> _Written exercise_
Quote the whole listing word for word. Do not include the pictures.

####################

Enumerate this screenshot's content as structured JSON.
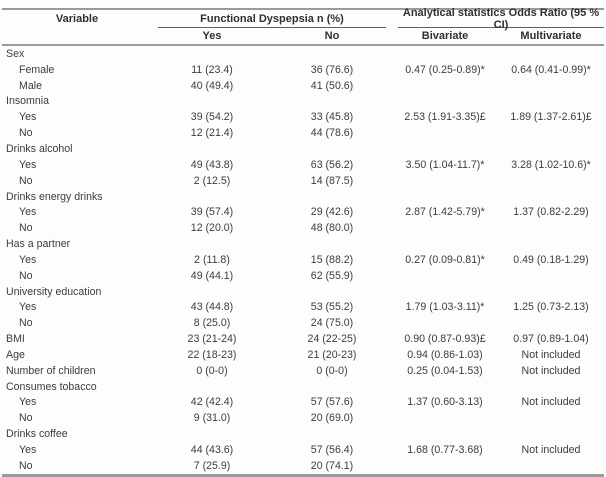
{
  "table": {
    "header": {
      "variable": "Variable",
      "group1": "Functional Dyspepsia n (%)",
      "group2": "Analytical statistics Odds Ratio (95 % CI)",
      "sub": [
        "Yes",
        "No",
        "Bivariate",
        "Multivariate"
      ]
    },
    "rows": [
      {
        "label": "Sex",
        "indent": false,
        "cells": [
          "",
          "",
          "",
          ""
        ]
      },
      {
        "label": "Female",
        "indent": true,
        "cells": [
          "11 (23.4)",
          "36 (76.6)",
          "0.47 (0.25-0.89)*",
          "0.64 (0.41-0.99)*"
        ]
      },
      {
        "label": "Male",
        "indent": true,
        "cells": [
          "40 (49.4)",
          "41 (50.6)",
          "",
          ""
        ]
      },
      {
        "label": "Insomnia",
        "indent": false,
        "cells": [
          "",
          "",
          "",
          ""
        ]
      },
      {
        "label": "Yes",
        "indent": true,
        "cells": [
          "39 (54.2)",
          "33 (45.8)",
          "2.53 (1.91-3.35)£",
          "1.89 (1.37-2.61)£"
        ]
      },
      {
        "label": "No",
        "indent": true,
        "cells": [
          "12 (21.4)",
          "44 (78.6)",
          "",
          ""
        ]
      },
      {
        "label": "Drinks alcohol",
        "indent": false,
        "cells": [
          "",
          "",
          "",
          ""
        ]
      },
      {
        "label": "Yes",
        "indent": true,
        "cells": [
          "49 (43.8)",
          "63 (56.2)",
          "3.50 (1.04-11.7)*",
          "3.28 (1.02-10.6)*"
        ]
      },
      {
        "label": "No",
        "indent": true,
        "cells": [
          "2 (12.5)",
          "14 (87.5)",
          "",
          ""
        ]
      },
      {
        "label": "Drinks energy drinks",
        "indent": false,
        "cells": [
          "",
          "",
          "",
          ""
        ]
      },
      {
        "label": "Yes",
        "indent": true,
        "cells": [
          "39 (57.4)",
          "29 (42.6)",
          "2.87 (1.42-5.79)*",
          "1.37 (0.82-2.29)"
        ]
      },
      {
        "label": "No",
        "indent": true,
        "cells": [
          "12 (20.0)",
          "48 (80.0)",
          "",
          ""
        ]
      },
      {
        "label": "Has a partner",
        "indent": false,
        "cells": [
          "",
          "",
          "",
          ""
        ]
      },
      {
        "label": "Yes",
        "indent": true,
        "cells": [
          "2 (11.8)",
          "15 (88.2)",
          "0.27 (0.09-0.81)*",
          "0.49 (0.18-1.29)"
        ]
      },
      {
        "label": "No",
        "indent": true,
        "cells": [
          "49 (44.1)",
          "62 (55.9)",
          "",
          ""
        ]
      },
      {
        "label": "University education",
        "indent": false,
        "cells": [
          "",
          "",
          "",
          ""
        ]
      },
      {
        "label": "Yes",
        "indent": true,
        "cells": [
          "43 (44.8)",
          "53 (55.2)",
          "1.79 (1.03-3.11)*",
          "1.25 (0.73-2.13)"
        ]
      },
      {
        "label": "No",
        "indent": true,
        "cells": [
          "8 (25.0)",
          "24 (75.0)",
          "",
          ""
        ]
      },
      {
        "label": "BMI",
        "indent": false,
        "cells": [
          "23 (21-24)",
          "24 (22-25)",
          "0.90 (0.87-0.93)£",
          "0.97 (0.89-1.04)"
        ]
      },
      {
        "label": "Age",
        "indent": false,
        "cells": [
          "22 (18-23)",
          "21 (20-23)",
          "0.94 (0.86-1.03)",
          "Not included"
        ]
      },
      {
        "label": "Number of children",
        "indent": false,
        "cells": [
          "0 (0-0)",
          "0 (0-0)",
          "0.25 (0.04-1.53)",
          "Not included"
        ]
      },
      {
        "label": "Consumes tobacco",
        "indent": false,
        "cells": [
          "",
          "",
          "",
          ""
        ]
      },
      {
        "label": "Yes",
        "indent": true,
        "cells": [
          "42 (42.4)",
          "57 (57.6)",
          "1.37 (0.60-3.13)",
          "Not included"
        ]
      },
      {
        "label": "No",
        "indent": true,
        "cells": [
          "9 (31.0)",
          "20 (69.0)",
          "",
          ""
        ]
      },
      {
        "label": "Drinks coffee",
        "indent": false,
        "cells": [
          "",
          "",
          "",
          ""
        ]
      },
      {
        "label": "Yes",
        "indent": true,
        "cells": [
          "44 (43.6)",
          "57 (56.4)",
          "1.68 (0.77-3.68)",
          "Not included"
        ]
      },
      {
        "label": "No",
        "indent": true,
        "cells": [
          "7 (25.9)",
          "20 (74.1)",
          "",
          ""
        ]
      }
    ]
  }
}
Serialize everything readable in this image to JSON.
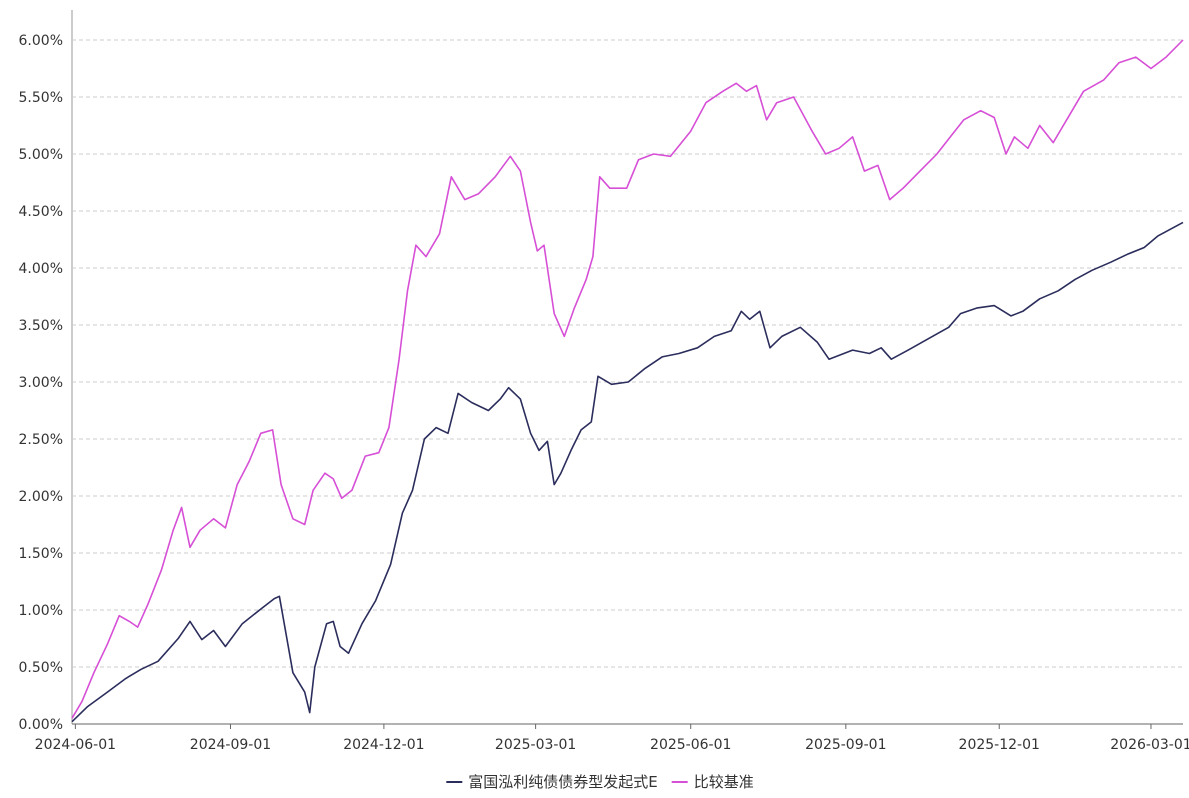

####################

> _Exercise result_
Enumerate this screenshot's content as structured JSON.
{
  "table": {
    "header": {
      "variable": "Variable",
      "group1": "Functional Dyspepsia n (%)",
      "group2": "Analytical statistics Odds Ratio (95 % CI)",
      "sub": [
        "Yes",
        "No",
        "Bivariate",
        "Multivariate"
      ]
    },
    "rows": [
      {
        "label": "Sex",
        "indent": false,
        "cells": [
          "",
          "",
          "",
          ""
        ]
      },
      {
        "label": "Female",
        "indent": true,
        "cells": [
          "11 (23.4)",
          "36 (76.6)",
          "0.47 (0.25-0.89)*",
          "0.64 (0.41-0.99)*"
        ]
      },
      {
        "label": "Male",
        "indent": true,
        "cells": [
          "40 (49.4)",
          "41 (50.6)",
          "",
          ""
        ]
      },
      {
        "label": "Insomnia",
        "indent": false,
        "cells": [
          "",
          "",
          "",
          ""
        ]
      },
      {
        "label": "Yes",
        "indent": true,
        "cells": [
          "39 (54.2)",
          "33 (45.8)",
          "2.53 (1.91-3.35)£",
          "1.89 (1.37-2.61)£"
        ]
      },
      {
        "label": "No",
        "indent": true,
        "cells": [
          "12 (21.4)",
          "44 (78.6)",
          "",
          ""
        ]
      },
      {
        "label": "Drinks alcohol",
        "indent": false,
        "cells": [
          "",
          "",
          "",
          ""
        ]
      },
      {
        "label": "Yes",
        "indent": true,
        "cells": [
          "49 (43.8)",
          "63 (56.2)",
          "3.50 (1.04-11.7)*",
          "3.28 (1.02-10.6)*"
        ]
      },
      {
        "label": "No",
        "indent": true,
        "cells": [
          "2 (12.5)",
          "14 (87.5)",
          "",
          ""
        ]
      },
      {
        "label": "Drinks energy drinks",
        "indent": false,
        "cells": [
          "",
          "",
          "",
          ""
        ]
      },
      {
        "label": "Yes",
        "indent": true,
        "cells": [
          "39 (57.4)",
          "29 (42.6)",
          "2.87 (1.42-5.79)*",
          "1.37 (0.82-2.29)"
        ]
      },
      {
        "label": "No",
        "indent": true,
        "cells": [
          "12 (20.0)",
          "48 (80.0)",
          "",
          ""
        ]
      },
      {
        "label": "Has a partner",
        "indent": false,
        "cells": [
          "",
          "",
          "",
          ""
        ]
      },
      {
        "label": "Yes",
        "indent": true,
        "cells": [
          "2 (11.8)",
          "15 (88.2)",
          "0.27 (0.09-0.81)*",
          "0.49 (0.18-1.29)"
        ]
      },
      {
        "label": "No",
        "indent": true,
        "cells": [
          "49 (44.1)",
          "62 (55.9)",
          "",
          ""
        ]
      },
      {
        "label": "University education",
        "indent": false,
        "cells": [
          "",
          "",
          "",
          ""
        ]
      },
      {
        "label": "Yes",
        "indent": true,
        "cells": [
          "43 (44.8)",
          "53 (55.2)",
          "1.79 (1.03-3.11)*",
          "1.25 (0.73-2.13)"
        ]
      },
      {
        "label": "No",
        "indent": true,
        "cells": [
          "8 (25.0)",
          "24 (75.0)",
          "",
          ""
        ]
      },
      {
        "label": "BMI",
        "indent": false,
        "cells": [
          "23 (21-24)",
          "24 (22-25)",
          "0.90 (0.87-0.93)£",
          "0.97 (0.89-1.04)"
        ]
      },
      {
        "label": "Age",
        "indent": false,
        "cells": [
          "22 (18-23)",
          "21 (20-23)",
          "0.94 (0.86-1.03)",
          "Not included"
        ]
      },
      {
        "label": "Number of children",
        "indent": false,
        "cells": [
          "0 (0-0)",
          "0 (0-0)",
          "0.25 (0.04-1.53)",
          "Not included"
        ]
      },
      {
        "label": "Consumes tobacco",
        "indent": false,
        "cells": [
          "",
          "",
          "",
          ""
        ]
      },
      {
        "label": "Yes",
        "indent": true,
        "cells": [
          "42 (42.4)",
          "57 (57.6)",
          "1.37 (0.60-3.13)",
          "Not included"
        ]
      },
      {
        "label": "No",
        "indent": true,
        "cells": [
          "9 (31.0)",
          "20 (69.0)",
          "",
          ""
        ]
      },
      {
        "label": "Drinks coffee",
        "indent": false,
        "cells": [
          "",
          "",
          "",
          ""
        ]
      },
      {
        "label": "Yes",
        "indent": true,
        "cells": [
          "44 (43.6)",
          "57 (56.4)",
          "1.68 (0.77-3.68)",
          "Not included"
        ]
      },
      {
        "label": "No",
        "indent": true,
        "cells": [
          "7 (25.9)",
          "20 (74.1)",
          "",
          ""
        ]
      }
    ]
  }
}
Serialize everything readable in this image to JSON.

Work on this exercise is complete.